*WRITTEN REQUEST:* Nothing should be left out: output all of the entries exactly.

━━━━━━━━━━

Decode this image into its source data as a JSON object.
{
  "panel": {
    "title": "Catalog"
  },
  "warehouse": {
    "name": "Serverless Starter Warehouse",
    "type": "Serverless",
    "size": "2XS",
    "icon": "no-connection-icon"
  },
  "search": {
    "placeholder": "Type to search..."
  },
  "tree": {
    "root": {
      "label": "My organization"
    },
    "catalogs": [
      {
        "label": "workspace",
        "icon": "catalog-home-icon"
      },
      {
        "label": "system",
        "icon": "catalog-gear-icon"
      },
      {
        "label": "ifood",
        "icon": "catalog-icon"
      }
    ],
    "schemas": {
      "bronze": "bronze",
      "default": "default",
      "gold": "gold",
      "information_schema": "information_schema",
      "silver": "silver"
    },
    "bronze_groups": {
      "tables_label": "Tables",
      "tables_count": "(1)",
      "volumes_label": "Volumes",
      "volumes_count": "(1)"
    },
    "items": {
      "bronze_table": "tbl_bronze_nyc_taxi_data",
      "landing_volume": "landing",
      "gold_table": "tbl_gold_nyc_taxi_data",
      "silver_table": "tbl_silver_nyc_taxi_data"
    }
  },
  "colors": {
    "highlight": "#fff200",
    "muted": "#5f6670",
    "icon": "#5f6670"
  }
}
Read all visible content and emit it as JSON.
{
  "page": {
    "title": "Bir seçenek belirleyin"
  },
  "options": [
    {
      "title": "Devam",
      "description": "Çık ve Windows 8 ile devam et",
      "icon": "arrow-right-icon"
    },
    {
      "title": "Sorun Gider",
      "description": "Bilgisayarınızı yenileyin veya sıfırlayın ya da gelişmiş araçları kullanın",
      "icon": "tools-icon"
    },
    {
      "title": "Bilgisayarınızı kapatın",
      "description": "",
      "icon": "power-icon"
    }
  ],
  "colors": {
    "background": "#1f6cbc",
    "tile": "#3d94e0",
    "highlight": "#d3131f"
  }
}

━━━━━━━━━━

*WORKED ANSWER:*
Decode this image into its source data as a JSON object.
{
  "panel": {
    "title": "Catalog"
  },
  "warehouse": {
    "name": "Serverless Starter Warehouse",
    "type": "Serverless",
    "size": "2XS",
    "icon": "no-connection-icon"
  },
  "search": {
    "placeholder": "Type to search..."
  },
  "tree": {
    "root": {
      "label": "My organization"
    },
    "catalogs": [
      {
        "label": "workspace",
        "icon": "catalog-home-icon"
      },
      {
        "label": "system",
        "icon": "catalog-gear-icon"
      },
      {
        "label": "ifood",
        "icon": "catalog-icon"
      }
    ],
    "schemas": {
      "bronze": "bronze",
      "default": "default",
      "gold": "gold",
      "information_schema": "information_schema",
      "silver": "silver"
    },
    "bronze_groups": {
      "tables_label": "Tables",
      "tables_count": "(1)",
      "volumes_label": "Volumes",
      "volumes_count": "(1)"
    },
    "items": {
      "bronze_table": "tbl_bronze_nyc_taxi_data",
      "landing_volume": "landing",
      "gold_table": "tbl_gold_nyc_taxi_data",
      "silver_table": "tbl_silver_nyc_taxi_data"
    }
  },
  "colors": {
    "highlight": "#fff200",
    "muted": "#5f6670",
    "icon": "#5f6670"
  }
}
Read all visible content and emit it as JSON.
{
  "page": {
    "title": "Bir seçenek belirleyin"
  },
  "options": [
    {
      "title": "Devam",
      "description": "Çık ve Windows 8 ile devam et",
      "icon": "arrow-right-icon"
    },
    {
      "title": "Sorun Gider",
      "description": "Bilgisayarınızı yenileyin veya sıfırlayın ya da gelişmiş araçları kullanın",
      "icon": "tools-icon"
    },
    {
      "title": "Bilgisayarınızı kapatın",
      "description": "",
      "icon": "power-icon"
    }
  ],
  "colors": {
    "background": "#1f6cbc",
    "tile": "#3d94e0",
    "highlight": "#d3131f"
  }
}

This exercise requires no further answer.